A Comissão de Infraestrutura (CI) aprovou nesta terça-feira (30) o Projeto de Lei 4.199/2024, que institui o Programa Rios Livres da Amazônia. A iniciativa busca promover a navegabilidade e a conservação dos rios da região, conciliando transporte seguro e sustentável com a proteção dos recursos hídricos.
De autoria do senador Sérgio Petecão (PSD-AC), a proposta segue agora para análise da Comissão de Meio Ambiente (CMA). O relator, senador Mecias de Jesus (Republicanos-RR), deu parecer favorável ao texto, mas apresentou alterações na governança do programa.
O substitutivo apresentado elimina a criação de um Comitê Gestor e valoriza o papel dos Comitês de Bacia e dos entes federativos, a fim de evitar sobreposições e garantir a participação direta dos estados da Amazônia Legal nas decisões.

__Dados fornecidos__:
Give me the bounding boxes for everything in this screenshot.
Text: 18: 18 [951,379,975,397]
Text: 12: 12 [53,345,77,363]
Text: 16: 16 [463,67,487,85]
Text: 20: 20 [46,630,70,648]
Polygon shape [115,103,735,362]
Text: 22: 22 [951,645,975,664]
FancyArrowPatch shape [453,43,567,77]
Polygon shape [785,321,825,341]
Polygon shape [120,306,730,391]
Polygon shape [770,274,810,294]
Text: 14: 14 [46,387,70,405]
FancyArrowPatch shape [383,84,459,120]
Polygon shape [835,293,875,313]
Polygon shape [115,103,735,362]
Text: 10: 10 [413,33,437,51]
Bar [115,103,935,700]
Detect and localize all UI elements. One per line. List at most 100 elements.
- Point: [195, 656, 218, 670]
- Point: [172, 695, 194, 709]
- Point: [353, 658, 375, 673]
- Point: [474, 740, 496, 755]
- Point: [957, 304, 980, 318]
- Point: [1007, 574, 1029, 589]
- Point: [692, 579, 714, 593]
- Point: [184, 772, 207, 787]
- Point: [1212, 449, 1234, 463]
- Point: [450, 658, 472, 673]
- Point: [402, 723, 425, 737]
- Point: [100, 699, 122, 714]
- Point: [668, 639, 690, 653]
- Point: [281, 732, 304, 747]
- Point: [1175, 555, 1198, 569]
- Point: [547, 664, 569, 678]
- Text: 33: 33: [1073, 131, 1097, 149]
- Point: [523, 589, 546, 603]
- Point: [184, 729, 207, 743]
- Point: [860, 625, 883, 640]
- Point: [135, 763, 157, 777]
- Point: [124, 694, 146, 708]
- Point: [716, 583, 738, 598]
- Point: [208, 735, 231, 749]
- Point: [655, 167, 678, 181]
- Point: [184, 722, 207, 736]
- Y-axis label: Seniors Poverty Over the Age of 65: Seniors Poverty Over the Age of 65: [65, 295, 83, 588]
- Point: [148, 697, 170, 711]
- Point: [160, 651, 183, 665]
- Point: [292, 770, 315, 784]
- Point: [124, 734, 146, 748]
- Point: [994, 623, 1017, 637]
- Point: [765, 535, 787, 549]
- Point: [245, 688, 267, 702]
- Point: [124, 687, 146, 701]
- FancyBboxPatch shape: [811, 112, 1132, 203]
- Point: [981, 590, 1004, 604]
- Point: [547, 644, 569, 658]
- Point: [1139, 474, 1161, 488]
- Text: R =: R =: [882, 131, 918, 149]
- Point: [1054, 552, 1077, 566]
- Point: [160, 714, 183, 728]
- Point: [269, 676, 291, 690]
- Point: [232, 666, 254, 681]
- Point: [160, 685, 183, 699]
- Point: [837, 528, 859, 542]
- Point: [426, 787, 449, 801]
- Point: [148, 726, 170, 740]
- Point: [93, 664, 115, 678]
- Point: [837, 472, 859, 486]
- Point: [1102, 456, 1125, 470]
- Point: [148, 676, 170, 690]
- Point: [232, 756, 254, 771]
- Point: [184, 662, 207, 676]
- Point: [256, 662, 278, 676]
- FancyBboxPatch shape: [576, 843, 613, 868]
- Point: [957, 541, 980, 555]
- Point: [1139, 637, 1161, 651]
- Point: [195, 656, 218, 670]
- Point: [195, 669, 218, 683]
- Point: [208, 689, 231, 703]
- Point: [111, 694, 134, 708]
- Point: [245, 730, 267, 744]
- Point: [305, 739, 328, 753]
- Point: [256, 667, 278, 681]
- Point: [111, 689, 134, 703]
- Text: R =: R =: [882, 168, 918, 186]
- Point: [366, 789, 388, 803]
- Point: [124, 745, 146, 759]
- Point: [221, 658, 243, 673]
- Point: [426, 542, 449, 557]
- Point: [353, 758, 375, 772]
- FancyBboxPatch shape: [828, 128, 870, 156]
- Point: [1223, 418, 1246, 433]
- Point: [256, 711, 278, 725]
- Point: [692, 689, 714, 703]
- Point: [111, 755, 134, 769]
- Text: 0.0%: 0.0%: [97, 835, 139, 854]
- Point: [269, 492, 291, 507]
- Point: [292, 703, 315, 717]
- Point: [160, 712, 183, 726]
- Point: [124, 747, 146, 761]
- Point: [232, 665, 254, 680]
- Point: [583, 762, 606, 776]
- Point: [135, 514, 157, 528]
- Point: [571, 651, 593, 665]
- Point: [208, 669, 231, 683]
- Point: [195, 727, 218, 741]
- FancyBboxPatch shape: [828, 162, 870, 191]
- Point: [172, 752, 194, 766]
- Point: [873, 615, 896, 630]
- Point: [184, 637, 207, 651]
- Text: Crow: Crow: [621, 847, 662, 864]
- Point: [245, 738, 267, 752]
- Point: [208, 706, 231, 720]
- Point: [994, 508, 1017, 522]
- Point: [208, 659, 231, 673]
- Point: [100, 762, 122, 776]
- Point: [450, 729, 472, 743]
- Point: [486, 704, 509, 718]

__Sobre a tarefa__:
Copie do trecho escolhido, palavra por palavra, tudo desde "O substitutivo apresentado" até "Legal nas decisões.".

__Resposta__:
O substitutivo apresentado elimina a criação de um Comitê Gestor e valoriza o papel dos Comitês de Bacia e dos entes federativos, a fim de evitar sobreposições e garantir a participação direta dos estados da Amazônia Legal nas decisões.